**EXTRACTED DATA**
⁂

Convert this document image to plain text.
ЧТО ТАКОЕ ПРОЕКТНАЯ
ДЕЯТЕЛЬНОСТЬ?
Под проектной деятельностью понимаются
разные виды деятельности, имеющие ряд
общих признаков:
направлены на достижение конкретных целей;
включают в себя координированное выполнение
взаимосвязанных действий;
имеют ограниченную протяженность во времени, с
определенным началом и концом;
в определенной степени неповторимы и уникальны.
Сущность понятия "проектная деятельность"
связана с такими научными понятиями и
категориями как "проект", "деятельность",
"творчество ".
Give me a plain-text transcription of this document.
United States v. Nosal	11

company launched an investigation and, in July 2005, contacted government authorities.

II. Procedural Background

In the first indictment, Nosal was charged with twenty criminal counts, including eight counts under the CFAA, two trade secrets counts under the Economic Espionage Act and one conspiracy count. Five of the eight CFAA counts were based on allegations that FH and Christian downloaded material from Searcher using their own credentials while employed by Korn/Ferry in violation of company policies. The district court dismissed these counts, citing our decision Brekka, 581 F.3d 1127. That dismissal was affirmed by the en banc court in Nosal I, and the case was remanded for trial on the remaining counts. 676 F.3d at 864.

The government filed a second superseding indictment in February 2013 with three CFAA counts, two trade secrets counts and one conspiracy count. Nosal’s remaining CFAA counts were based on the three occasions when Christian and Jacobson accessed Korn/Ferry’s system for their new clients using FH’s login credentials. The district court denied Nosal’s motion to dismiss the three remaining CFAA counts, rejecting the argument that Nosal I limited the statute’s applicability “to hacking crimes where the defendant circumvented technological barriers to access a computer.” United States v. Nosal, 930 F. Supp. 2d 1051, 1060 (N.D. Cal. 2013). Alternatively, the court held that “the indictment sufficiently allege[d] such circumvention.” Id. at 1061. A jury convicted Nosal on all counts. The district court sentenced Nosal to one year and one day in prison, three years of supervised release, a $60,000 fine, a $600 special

⁂

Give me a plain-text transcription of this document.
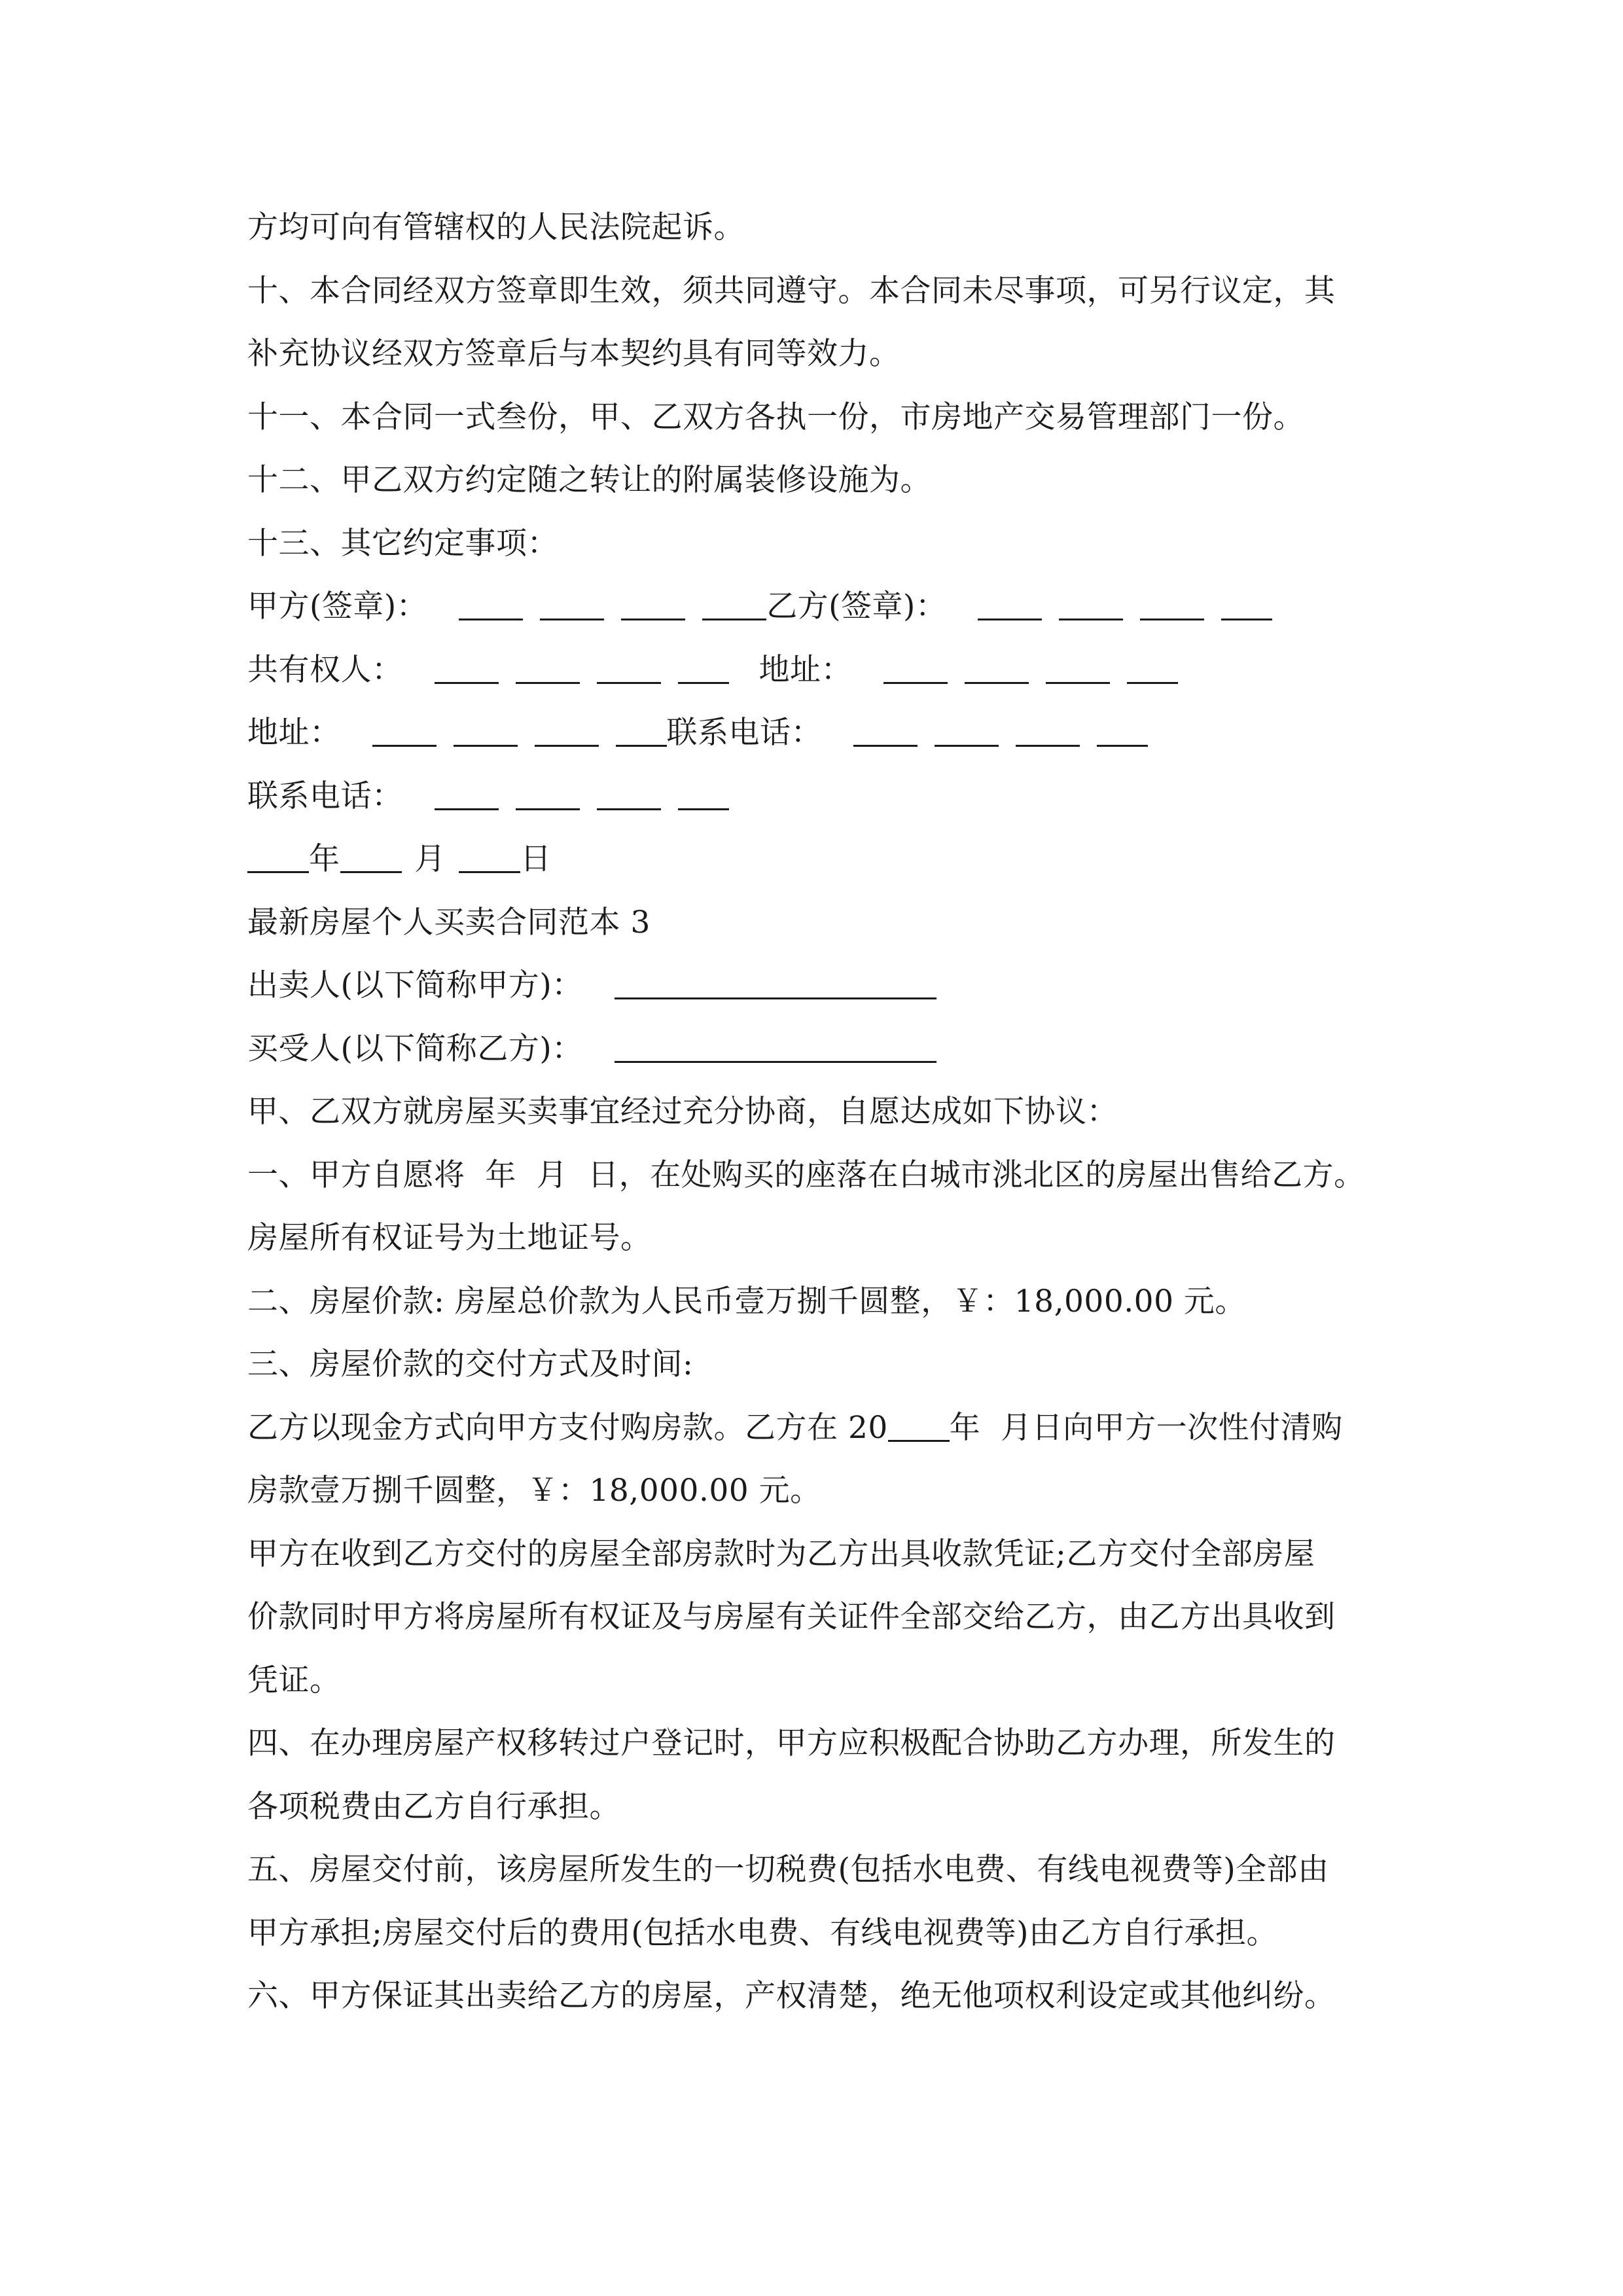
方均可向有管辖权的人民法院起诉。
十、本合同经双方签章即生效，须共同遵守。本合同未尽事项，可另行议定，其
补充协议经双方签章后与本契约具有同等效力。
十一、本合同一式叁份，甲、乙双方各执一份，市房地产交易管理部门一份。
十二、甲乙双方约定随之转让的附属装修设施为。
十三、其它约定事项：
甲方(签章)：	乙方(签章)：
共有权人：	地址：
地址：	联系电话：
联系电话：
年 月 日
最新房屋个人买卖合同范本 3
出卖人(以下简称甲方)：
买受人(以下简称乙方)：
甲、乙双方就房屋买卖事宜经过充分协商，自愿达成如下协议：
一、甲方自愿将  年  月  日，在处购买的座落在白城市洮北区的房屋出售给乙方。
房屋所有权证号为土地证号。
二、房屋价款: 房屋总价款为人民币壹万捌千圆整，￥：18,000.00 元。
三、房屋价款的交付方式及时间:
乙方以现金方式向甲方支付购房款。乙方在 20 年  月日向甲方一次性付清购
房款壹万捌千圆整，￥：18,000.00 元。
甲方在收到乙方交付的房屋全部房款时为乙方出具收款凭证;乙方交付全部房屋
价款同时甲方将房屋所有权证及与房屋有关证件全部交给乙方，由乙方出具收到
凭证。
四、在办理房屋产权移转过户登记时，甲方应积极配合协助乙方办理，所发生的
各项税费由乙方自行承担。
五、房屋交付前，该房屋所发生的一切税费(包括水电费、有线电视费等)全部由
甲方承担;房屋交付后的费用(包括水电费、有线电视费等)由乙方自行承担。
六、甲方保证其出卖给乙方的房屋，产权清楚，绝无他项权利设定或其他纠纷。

⁂

How many lines in the records above contain the word "包括水电费"? Reply with the number alone.

**FINAL ANSWER**
2